**Dataset:**
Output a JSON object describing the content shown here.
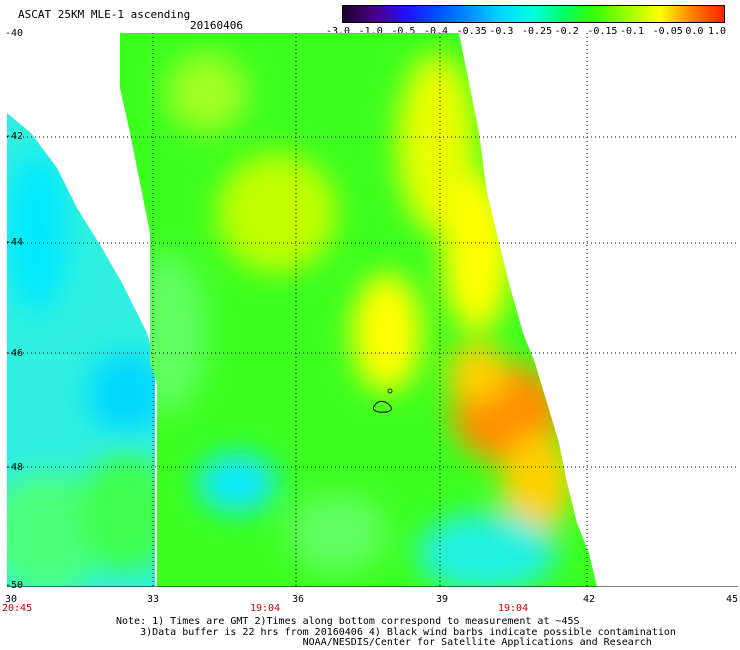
{
  "header": {
    "title": "ASCAT 25KM MLE-1 ascending",
    "date": "20160406"
  },
  "colorbar": {
    "labels": [
      "-3.0",
      "-1.0",
      "-0.5",
      "-0.4",
      "-0.35",
      "-0.3",
      "-0.25",
      "-0.2",
      "-0.15",
      "-0.1",
      "-0.05",
      "0.0",
      "1.0"
    ],
    "colors": [
      "#1a0030",
      "#4b0082",
      "#2010ff",
      "#0050ff",
      "#0090ff",
      "#00d8ff",
      "#00ffe0",
      "#00ff60",
      "#40ff00",
      "#a0ff00",
      "#ffff00",
      "#ff8000",
      "#ff2000"
    ]
  },
  "map": {
    "lon_ticks": [
      "30",
      "33",
      "36",
      "39",
      "42",
      "45"
    ],
    "lat_ticks": [
      "-40",
      "-42",
      "-44",
      "-46",
      "-48",
      "-50"
    ],
    "times": [
      "20:45",
      "19:04",
      "19:04"
    ]
  },
  "notes": [
    "Note: 1) Times are GMT 2)Times along bottom correspond to measurement at ~45S",
    "    3)Data buffer is 22 hrs from 20160406 4) Black wind barbs indicate possible contamination",
    "                               NOAA/NESDIS/Center for Satellite Applications and Research"
  ]
}
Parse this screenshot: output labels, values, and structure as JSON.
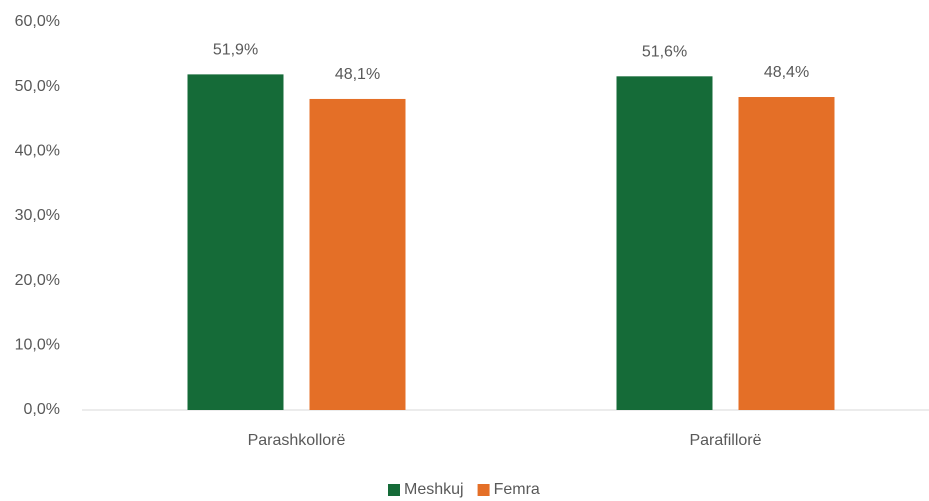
{
  "chart_data": {
    "type": "bar",
    "categories": [
      "Parashkollorë",
      "Parafillorë"
    ],
    "series": [
      {
        "name": "Meshkuj",
        "color": "#156b38",
        "values": [
          51.9,
          51.6
        ],
        "value_labels": [
          "51,9%",
          "51,6%"
        ]
      },
      {
        "name": "Femra",
        "color": "#e46f27",
        "values": [
          48.1,
          48.4
        ],
        "value_labels": [
          "48,1%",
          "48,4%"
        ]
      }
    ],
    "ylim": [
      0,
      60
    ],
    "yticks": [
      {
        "value": 0,
        "label": "0,0%"
      },
      {
        "value": 10,
        "label": "10,0%"
      },
      {
        "value": 20,
        "label": "20,0%"
      },
      {
        "value": 30,
        "label": "30,0%"
      },
      {
        "value": 40,
        "label": "40,0%"
      },
      {
        "value": 50,
        "label": "50,0%"
      },
      {
        "value": 60,
        "label": "60,0%"
      }
    ],
    "grid": false,
    "legend": "bottom"
  }
}
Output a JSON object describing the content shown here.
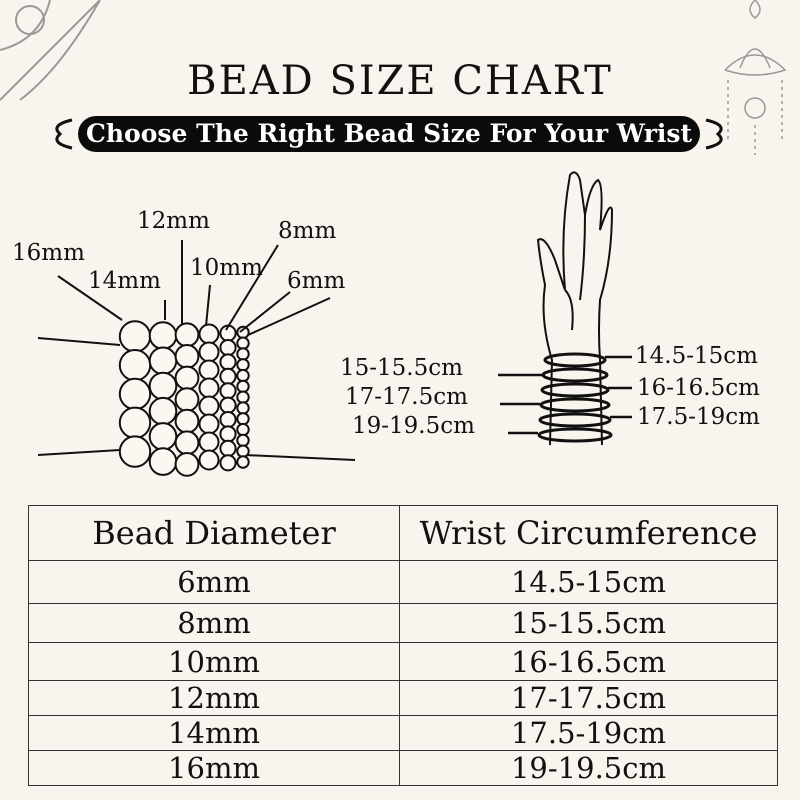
{
  "title": "BEAD SIZE CHART",
  "subtitle": "Choose The Right Bead Size For Your Wrist",
  "bead_labels": [
    "16mm",
    "14mm",
    "12mm",
    "10mm",
    "8mm",
    "6mm"
  ],
  "wrist_labels_left": [
    "15-15.5cm",
    "17-17.5cm",
    "19-19.5cm"
  ],
  "wrist_labels_right": [
    "14.5-15cm",
    "16-16.5cm",
    "17.5-19cm"
  ],
  "table": {
    "headers": [
      "Bead Diameter",
      "Wrist Circumference"
    ],
    "rows": [
      [
        "6mm",
        "14.5-15cm"
      ],
      [
        "8mm",
        "15-15.5cm"
      ],
      [
        "10mm",
        "16-16.5cm"
      ],
      [
        "12mm",
        "17-17.5cm"
      ],
      [
        "14mm",
        "17.5-19cm"
      ],
      [
        "16mm",
        "19-19.5cm"
      ]
    ]
  },
  "colors": {
    "background": "#f9f5ee",
    "banner": "#0b0b0b",
    "text": "#111111"
  }
}
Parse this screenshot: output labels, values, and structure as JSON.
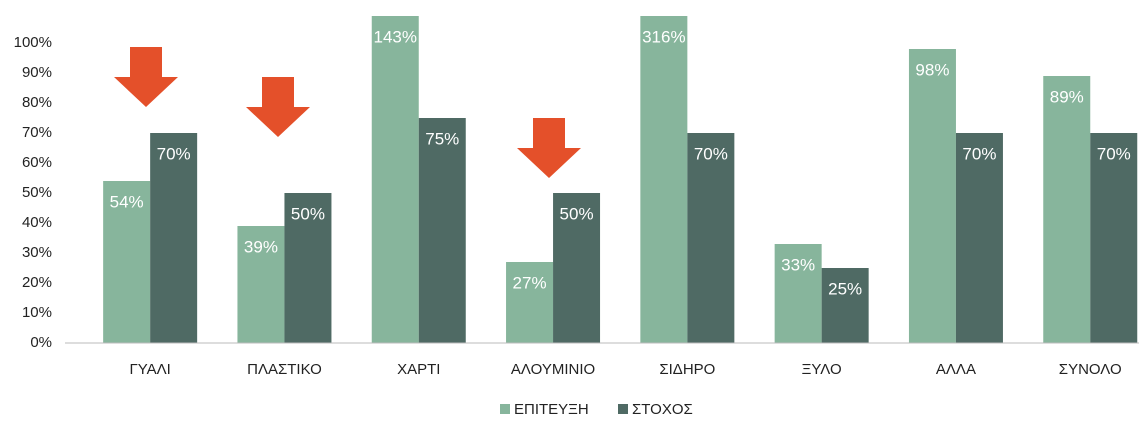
{
  "chart_data": {
    "type": "bar",
    "categories": [
      "ΓΥΑΛΙ",
      "ΠΛΑΣΤΙΚΟ",
      "ΧΑΡΤΙ",
      "ΑΛΟΥΜΙΝΙΟ",
      "ΣΙΔΗΡΟ",
      "ΞΥΛΟ",
      "ΑΛΛΑ",
      "ΣΥΝΟΛΟ"
    ],
    "series": [
      {
        "name": "ΕΠΙΤΕΥΞΗ",
        "color": "#87b59c",
        "values": [
          54,
          39,
          143,
          27,
          316,
          33,
          98,
          89
        ],
        "value_labels": [
          "54%",
          "39%",
          "143%",
          "27%",
          "316%",
          "33%",
          "98%",
          "89%"
        ]
      },
      {
        "name": "ΣΤΟΧΟΣ",
        "color": "#4f6a64",
        "values": [
          70,
          50,
          75,
          50,
          70,
          25,
          70,
          70
        ],
        "value_labels": [
          "70%",
          "50%",
          "75%",
          "50%",
          "70%",
          "25%",
          "70%",
          "70%"
        ]
      }
    ],
    "ylim": [
      0,
      109
    ],
    "yticks": [
      {
        "value": 0,
        "label": "0%"
      },
      {
        "value": 10,
        "label": "10%"
      },
      {
        "value": 20,
        "label": "20%"
      },
      {
        "value": 30,
        "label": "30%"
      },
      {
        "value": 40,
        "label": "40%"
      },
      {
        "value": 50,
        "label": "50%"
      },
      {
        "value": 60,
        "label": "60%"
      },
      {
        "value": 70,
        "label": "70%"
      },
      {
        "value": 80,
        "label": "80%"
      },
      {
        "value": 90,
        "label": "90%"
      },
      {
        "value": 100,
        "label": "100%"
      }
    ],
    "legend": "bottom"
  }
}
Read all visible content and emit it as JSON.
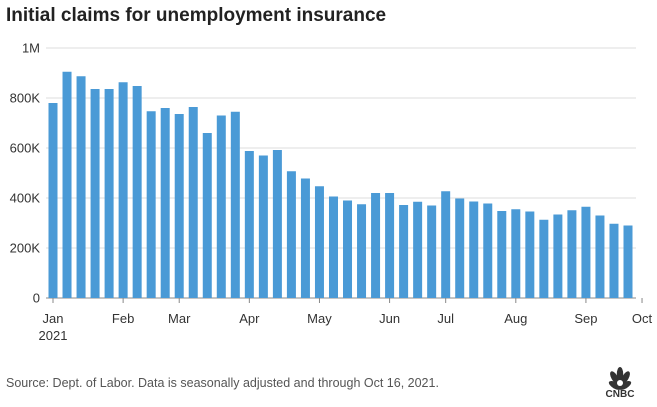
{
  "chart_data": {
    "type": "bar",
    "title": "Initial claims for unemployment insurance",
    "xlabel": "",
    "ylabel": "",
    "ylim": [
      0,
      1000000
    ],
    "yticks": [
      {
        "value": 0,
        "label": "0"
      },
      {
        "value": 200000,
        "label": "200K"
      },
      {
        "value": 400000,
        "label": "400K"
      },
      {
        "value": 600000,
        "label": "600K"
      },
      {
        "value": 800000,
        "label": "800K"
      },
      {
        "value": 1000000,
        "label": "1M"
      }
    ],
    "xticks": [
      {
        "index": 0,
        "label": "Jan",
        "sublabel": "2021"
      },
      {
        "index": 5,
        "label": "Feb"
      },
      {
        "index": 9,
        "label": "Mar"
      },
      {
        "index": 14,
        "label": "Apr"
      },
      {
        "index": 19,
        "label": "May"
      },
      {
        "index": 24,
        "label": "Jun"
      },
      {
        "index": 28,
        "label": "Jul"
      },
      {
        "index": 33,
        "label": "Aug"
      },
      {
        "index": 38,
        "label": "Sep"
      },
      {
        "index": 42,
        "label": "Oct"
      }
    ],
    "grid": true,
    "bar_color": "#4a9ad6",
    "values": [
      780000,
      905000,
      887000,
      836000,
      836000,
      863000,
      848000,
      747000,
      760000,
      736000,
      764000,
      660000,
      730000,
      745000,
      588000,
      570000,
      592000,
      507000,
      478000,
      447000,
      406000,
      390000,
      375000,
      420000,
      420000,
      372000,
      385000,
      370000,
      427000,
      398000,
      386000,
      378000,
      348000,
      355000,
      346000,
      313000,
      334000,
      351000,
      365000,
      330000,
      297000,
      290000
    ]
  },
  "source": "Source: Dept. of Labor. Data is seasonally adjusted and through Oct 16, 2021.",
  "logo": {
    "text": "CNBC"
  }
}
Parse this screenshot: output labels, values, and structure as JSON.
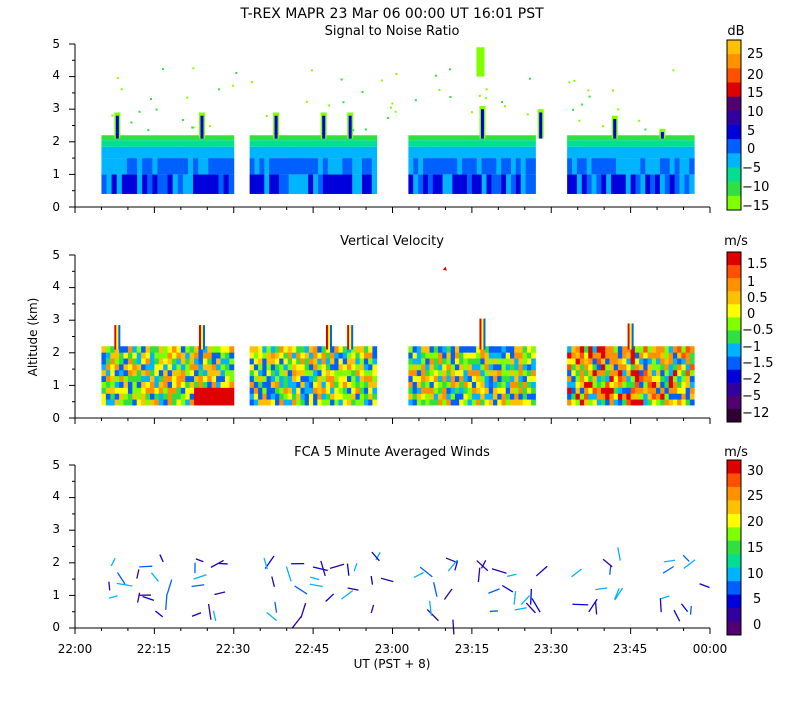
{
  "header": {
    "line1": "T-REX   MAPR 23 Mar 06   00:00 UT   16:01   PST"
  },
  "x_axis": {
    "label": "UT  (PST + 8)",
    "ticks": [
      "22:00",
      "22:15",
      "22:30",
      "22:45",
      "23:00",
      "23:15",
      "23:30",
      "23:45",
      "00:00"
    ]
  },
  "y_axis_label": "Altitude (km)",
  "colors": {
    "snr": [
      "#80ff00",
      "#30e040",
      "#00e090",
      "#00b4ff",
      "#0060ff",
      "#0000dd",
      "#3000a0",
      "#500070",
      "#e00000",
      "#ff5000",
      "#ff9000",
      "#ffc000"
    ],
    "vv": [
      "#300030",
      "#500070",
      "#3000a0",
      "#0000dd",
      "#0060ff",
      "#00b4ff",
      "#30e040",
      "#80ff00",
      "#ffff00",
      "#ffc000",
      "#ff9000",
      "#ff5000",
      "#e00000"
    ],
    "wind": [
      "#500070",
      "#3000a0",
      "#0000dd",
      "#0060ff",
      "#00b4ff",
      "#00e090",
      "#30e040",
      "#80ff00",
      "#ffff00",
      "#ffc000",
      "#ff9000",
      "#ff5000",
      "#e00000"
    ]
  },
  "chart_data": [
    {
      "type": "heatmap",
      "id": "snr",
      "title": "Signal to Noise Ratio",
      "xlabel": "UT  (PST + 8)",
      "ylabel": "",
      "xlim": [
        "22:00",
        "00:00"
      ],
      "ylim": [
        0,
        5
      ],
      "y_ticks": [
        0,
        1,
        2,
        3,
        4,
        5
      ],
      "colorbar": {
        "unit": "dB",
        "labels": [
          "25",
          "20",
          "15",
          "10",
          "5",
          "0",
          "−5",
          "−10",
          "−15"
        ]
      },
      "segments": [
        {
          "start": "22:05",
          "end": "22:30"
        },
        {
          "start": "22:33",
          "end": "22:57"
        },
        {
          "start": "23:03",
          "end": "23:27"
        },
        {
          "start": "23:33",
          "end": "23:57"
        }
      ],
      "notes": "Returns mostly between 0.4 km and 2.2 km; plumes to 3 km near 22:08, 22:24, 22:38, 22:48, 23:16, 23:40"
    },
    {
      "type": "heatmap",
      "id": "vv",
      "title": "Vertical Velocity",
      "xlabel": "UT  (PST + 8)",
      "ylabel": "Altitude (km)",
      "xlim": [
        "22:00",
        "00:00"
      ],
      "ylim": [
        0,
        5
      ],
      "y_ticks": [
        0,
        1,
        2,
        3,
        4,
        5
      ],
      "colorbar": {
        "unit": "m/s",
        "labels": [
          "1.5",
          "1",
          "0.5",
          "0",
          "−0.5",
          "−1",
          "−1.5",
          "−2",
          "−5",
          "−12"
        ]
      },
      "segments": [
        {
          "start": "22:05",
          "end": "22:30"
        },
        {
          "start": "22:33",
          "end": "22:57"
        },
        {
          "start": "23:03",
          "end": "23:27"
        },
        {
          "start": "23:33",
          "end": "23:57"
        }
      ]
    },
    {
      "type": "scatter",
      "id": "winds",
      "title": "FCA 5 Minute Averaged Winds",
      "xlabel": "UT  (PST + 8)",
      "ylabel": "",
      "xlim": [
        "22:00",
        "00:00"
      ],
      "ylim": [
        0,
        5
      ],
      "y_ticks": [
        0,
        1,
        2,
        3,
        4,
        5
      ],
      "colorbar": {
        "unit": "m/s",
        "labels": [
          "30",
          "25",
          "20",
          "15",
          "10",
          "5",
          "0"
        ]
      },
      "barb_times_min": [
        7,
        12,
        17,
        22,
        27,
        37,
        42,
        47,
        52,
        57,
        67,
        72,
        77,
        82,
        87,
        97,
        102,
        112,
        117
      ]
    }
  ]
}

**Task instructions:**
Determine how many lines of the listing above include the word "ylabel", and report that number only.

**Completed exercise:**
4